TASK TO CARRY OUT.
Spot each line in the records below where the word "this" occurs, then copy it.

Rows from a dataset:
· · · ·

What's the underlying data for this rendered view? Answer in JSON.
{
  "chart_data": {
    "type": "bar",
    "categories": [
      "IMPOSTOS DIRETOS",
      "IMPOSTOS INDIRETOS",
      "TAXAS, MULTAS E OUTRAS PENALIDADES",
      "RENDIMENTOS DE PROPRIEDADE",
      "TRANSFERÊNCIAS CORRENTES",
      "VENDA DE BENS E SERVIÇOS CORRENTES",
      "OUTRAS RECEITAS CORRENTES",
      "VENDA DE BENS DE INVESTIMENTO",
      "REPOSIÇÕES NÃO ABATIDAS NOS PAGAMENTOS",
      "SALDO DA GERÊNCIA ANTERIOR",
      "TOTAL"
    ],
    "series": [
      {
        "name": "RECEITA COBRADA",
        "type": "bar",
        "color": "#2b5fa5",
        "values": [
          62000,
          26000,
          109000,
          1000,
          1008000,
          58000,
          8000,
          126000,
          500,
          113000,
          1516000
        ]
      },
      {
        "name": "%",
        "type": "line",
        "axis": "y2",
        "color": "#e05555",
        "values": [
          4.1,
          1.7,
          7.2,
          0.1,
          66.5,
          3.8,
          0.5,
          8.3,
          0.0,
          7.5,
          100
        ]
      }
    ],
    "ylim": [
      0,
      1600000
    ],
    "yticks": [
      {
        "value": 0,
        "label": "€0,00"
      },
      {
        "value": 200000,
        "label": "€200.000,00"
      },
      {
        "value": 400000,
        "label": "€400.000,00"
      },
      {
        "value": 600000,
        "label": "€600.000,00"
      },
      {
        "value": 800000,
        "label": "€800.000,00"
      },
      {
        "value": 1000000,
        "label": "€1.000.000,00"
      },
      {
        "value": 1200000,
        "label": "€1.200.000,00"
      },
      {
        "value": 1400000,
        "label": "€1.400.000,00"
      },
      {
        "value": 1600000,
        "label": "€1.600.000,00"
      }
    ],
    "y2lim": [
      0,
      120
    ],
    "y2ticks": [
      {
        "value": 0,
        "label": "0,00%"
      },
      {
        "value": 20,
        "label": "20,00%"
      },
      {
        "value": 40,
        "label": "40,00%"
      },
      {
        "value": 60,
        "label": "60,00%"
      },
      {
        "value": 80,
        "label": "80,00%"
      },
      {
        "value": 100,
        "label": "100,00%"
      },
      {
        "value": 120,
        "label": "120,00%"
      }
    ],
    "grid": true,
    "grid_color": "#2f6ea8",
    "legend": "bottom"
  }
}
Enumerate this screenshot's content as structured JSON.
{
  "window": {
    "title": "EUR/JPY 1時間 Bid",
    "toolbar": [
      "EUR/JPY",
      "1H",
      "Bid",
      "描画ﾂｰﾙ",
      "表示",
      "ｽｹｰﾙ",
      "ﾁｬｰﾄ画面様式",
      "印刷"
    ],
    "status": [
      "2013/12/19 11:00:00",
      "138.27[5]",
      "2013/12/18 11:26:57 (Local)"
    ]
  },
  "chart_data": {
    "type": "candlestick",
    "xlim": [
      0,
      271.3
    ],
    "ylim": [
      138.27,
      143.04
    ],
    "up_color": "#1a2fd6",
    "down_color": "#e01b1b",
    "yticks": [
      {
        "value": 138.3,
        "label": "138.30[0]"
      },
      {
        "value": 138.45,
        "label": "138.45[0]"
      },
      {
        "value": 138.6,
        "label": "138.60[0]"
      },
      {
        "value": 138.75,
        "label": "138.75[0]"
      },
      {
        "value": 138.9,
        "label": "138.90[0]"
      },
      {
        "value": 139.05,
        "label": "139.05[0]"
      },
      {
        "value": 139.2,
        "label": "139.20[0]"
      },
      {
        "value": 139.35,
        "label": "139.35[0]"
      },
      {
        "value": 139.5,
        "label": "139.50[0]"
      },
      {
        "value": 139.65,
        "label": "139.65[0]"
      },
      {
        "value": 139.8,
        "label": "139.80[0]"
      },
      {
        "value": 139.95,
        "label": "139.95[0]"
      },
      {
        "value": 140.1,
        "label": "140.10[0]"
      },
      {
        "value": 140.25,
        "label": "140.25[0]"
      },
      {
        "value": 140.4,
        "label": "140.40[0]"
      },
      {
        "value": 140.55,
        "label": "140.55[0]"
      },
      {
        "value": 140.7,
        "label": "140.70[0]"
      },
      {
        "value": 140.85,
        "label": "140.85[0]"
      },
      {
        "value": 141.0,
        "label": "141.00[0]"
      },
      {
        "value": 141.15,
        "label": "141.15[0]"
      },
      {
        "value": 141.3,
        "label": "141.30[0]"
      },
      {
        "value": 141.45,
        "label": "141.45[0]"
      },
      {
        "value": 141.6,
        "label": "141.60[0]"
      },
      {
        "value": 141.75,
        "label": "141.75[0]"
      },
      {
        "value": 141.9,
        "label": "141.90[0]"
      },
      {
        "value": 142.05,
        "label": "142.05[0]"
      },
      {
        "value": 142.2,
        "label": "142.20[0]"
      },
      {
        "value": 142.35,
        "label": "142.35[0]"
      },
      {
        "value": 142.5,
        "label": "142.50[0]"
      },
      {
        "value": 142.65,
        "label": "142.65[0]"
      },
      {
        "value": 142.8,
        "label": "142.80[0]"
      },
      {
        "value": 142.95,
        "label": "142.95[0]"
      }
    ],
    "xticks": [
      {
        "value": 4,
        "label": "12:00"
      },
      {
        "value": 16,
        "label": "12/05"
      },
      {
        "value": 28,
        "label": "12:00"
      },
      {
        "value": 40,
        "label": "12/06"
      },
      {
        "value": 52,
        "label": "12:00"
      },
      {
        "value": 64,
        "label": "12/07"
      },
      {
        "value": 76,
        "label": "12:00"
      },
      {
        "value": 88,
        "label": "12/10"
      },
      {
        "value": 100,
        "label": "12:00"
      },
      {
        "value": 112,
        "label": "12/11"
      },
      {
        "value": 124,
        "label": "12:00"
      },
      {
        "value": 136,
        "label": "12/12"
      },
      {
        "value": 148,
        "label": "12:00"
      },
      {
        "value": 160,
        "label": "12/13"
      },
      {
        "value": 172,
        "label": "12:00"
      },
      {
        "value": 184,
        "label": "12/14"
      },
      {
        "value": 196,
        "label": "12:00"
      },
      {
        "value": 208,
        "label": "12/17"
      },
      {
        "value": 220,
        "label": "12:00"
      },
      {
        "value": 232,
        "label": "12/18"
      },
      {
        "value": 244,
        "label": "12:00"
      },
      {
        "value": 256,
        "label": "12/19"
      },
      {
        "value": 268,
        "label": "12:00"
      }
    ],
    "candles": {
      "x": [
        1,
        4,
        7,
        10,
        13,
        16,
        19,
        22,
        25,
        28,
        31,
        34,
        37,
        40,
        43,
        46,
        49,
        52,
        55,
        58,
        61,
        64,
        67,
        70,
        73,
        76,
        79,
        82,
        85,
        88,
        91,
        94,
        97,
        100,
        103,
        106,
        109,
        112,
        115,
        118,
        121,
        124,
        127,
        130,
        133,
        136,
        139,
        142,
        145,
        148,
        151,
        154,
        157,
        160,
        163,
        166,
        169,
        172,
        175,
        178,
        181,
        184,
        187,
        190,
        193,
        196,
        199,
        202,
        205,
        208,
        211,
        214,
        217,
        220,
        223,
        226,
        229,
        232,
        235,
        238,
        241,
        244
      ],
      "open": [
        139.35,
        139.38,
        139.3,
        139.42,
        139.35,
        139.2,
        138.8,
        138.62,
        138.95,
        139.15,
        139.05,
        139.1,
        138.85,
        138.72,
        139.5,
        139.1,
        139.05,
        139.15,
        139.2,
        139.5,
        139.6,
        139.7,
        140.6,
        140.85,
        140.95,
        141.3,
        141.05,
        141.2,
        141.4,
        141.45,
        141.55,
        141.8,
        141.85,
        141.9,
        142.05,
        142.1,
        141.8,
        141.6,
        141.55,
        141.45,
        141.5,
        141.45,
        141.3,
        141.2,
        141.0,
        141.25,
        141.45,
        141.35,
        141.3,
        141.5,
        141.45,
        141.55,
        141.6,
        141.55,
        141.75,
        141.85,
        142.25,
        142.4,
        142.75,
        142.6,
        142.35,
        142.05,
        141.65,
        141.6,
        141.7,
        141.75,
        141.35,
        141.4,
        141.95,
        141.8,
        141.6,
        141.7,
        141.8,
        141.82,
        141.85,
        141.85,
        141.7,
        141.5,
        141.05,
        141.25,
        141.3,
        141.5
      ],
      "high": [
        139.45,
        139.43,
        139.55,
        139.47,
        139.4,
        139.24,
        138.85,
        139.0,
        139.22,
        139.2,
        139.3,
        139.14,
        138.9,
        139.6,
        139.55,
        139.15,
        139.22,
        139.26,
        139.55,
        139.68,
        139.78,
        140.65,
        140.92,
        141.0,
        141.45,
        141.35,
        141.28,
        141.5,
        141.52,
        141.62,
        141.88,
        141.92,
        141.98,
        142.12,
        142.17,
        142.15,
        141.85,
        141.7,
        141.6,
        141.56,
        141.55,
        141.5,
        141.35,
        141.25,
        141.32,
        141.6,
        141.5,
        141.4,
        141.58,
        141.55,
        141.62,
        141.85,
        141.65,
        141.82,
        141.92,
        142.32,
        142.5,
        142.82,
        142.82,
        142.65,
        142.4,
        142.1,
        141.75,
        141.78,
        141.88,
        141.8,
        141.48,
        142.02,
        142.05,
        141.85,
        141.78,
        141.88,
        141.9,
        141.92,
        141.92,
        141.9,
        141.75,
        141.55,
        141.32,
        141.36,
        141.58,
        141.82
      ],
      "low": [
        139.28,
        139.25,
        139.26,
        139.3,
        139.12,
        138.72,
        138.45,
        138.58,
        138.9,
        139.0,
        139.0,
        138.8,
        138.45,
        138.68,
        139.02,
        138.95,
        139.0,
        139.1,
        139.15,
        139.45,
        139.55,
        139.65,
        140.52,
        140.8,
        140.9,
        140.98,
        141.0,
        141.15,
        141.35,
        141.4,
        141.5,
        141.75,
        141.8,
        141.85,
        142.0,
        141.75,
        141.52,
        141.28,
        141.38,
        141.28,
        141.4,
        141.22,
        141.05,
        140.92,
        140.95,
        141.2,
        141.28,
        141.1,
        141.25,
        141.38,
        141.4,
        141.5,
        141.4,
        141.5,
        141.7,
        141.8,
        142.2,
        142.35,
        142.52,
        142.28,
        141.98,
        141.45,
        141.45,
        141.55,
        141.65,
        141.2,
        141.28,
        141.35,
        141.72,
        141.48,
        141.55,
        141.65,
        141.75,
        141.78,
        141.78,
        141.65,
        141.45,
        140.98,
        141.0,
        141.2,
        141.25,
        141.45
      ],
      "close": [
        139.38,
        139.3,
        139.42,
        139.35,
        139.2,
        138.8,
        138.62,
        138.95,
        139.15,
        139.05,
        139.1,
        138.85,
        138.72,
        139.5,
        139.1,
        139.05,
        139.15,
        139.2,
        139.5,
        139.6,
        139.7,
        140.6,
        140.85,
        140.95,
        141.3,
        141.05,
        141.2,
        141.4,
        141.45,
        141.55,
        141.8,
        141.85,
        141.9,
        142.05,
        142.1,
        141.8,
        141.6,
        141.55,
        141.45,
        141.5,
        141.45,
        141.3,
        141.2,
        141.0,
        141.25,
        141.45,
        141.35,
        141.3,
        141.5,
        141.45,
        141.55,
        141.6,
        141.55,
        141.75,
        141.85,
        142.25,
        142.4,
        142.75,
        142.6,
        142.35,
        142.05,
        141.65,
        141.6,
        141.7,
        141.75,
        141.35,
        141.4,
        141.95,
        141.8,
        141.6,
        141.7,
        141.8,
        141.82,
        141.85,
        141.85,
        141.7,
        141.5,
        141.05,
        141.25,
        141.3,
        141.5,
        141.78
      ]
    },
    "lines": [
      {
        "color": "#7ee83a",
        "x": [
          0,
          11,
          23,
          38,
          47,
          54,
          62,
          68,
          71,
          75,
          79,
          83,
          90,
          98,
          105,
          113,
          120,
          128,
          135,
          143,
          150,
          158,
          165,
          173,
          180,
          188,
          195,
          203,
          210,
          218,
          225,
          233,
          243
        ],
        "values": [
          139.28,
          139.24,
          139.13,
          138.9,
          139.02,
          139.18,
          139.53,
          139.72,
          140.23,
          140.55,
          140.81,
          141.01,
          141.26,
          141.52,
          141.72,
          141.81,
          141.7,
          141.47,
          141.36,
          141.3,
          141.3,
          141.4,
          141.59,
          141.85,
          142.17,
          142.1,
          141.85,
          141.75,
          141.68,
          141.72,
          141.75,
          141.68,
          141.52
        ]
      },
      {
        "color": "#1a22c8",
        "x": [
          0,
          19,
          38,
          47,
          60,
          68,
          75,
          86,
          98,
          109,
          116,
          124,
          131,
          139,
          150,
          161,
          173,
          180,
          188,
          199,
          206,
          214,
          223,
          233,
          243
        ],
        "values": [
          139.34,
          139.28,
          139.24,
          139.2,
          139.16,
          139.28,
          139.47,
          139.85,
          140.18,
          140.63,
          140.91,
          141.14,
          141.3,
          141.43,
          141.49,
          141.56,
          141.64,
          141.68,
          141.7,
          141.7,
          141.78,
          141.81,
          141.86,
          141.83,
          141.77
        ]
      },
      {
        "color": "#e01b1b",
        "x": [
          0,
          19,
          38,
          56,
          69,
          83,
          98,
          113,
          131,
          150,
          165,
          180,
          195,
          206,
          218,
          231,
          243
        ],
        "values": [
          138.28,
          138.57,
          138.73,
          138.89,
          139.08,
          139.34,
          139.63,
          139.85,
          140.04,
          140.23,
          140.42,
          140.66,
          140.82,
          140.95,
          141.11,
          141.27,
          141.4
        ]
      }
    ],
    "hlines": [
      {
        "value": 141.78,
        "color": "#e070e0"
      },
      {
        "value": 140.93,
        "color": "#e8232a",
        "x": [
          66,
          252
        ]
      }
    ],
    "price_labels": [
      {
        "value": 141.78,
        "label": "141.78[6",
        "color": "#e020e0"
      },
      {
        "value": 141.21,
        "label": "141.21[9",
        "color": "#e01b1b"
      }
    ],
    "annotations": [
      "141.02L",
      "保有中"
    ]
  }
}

· · · ·

EXERCISE OUTPUT.
What's the underlying data for this rendered view? Answer in JSON.
Enumerate this screenshot's content as structured JSON.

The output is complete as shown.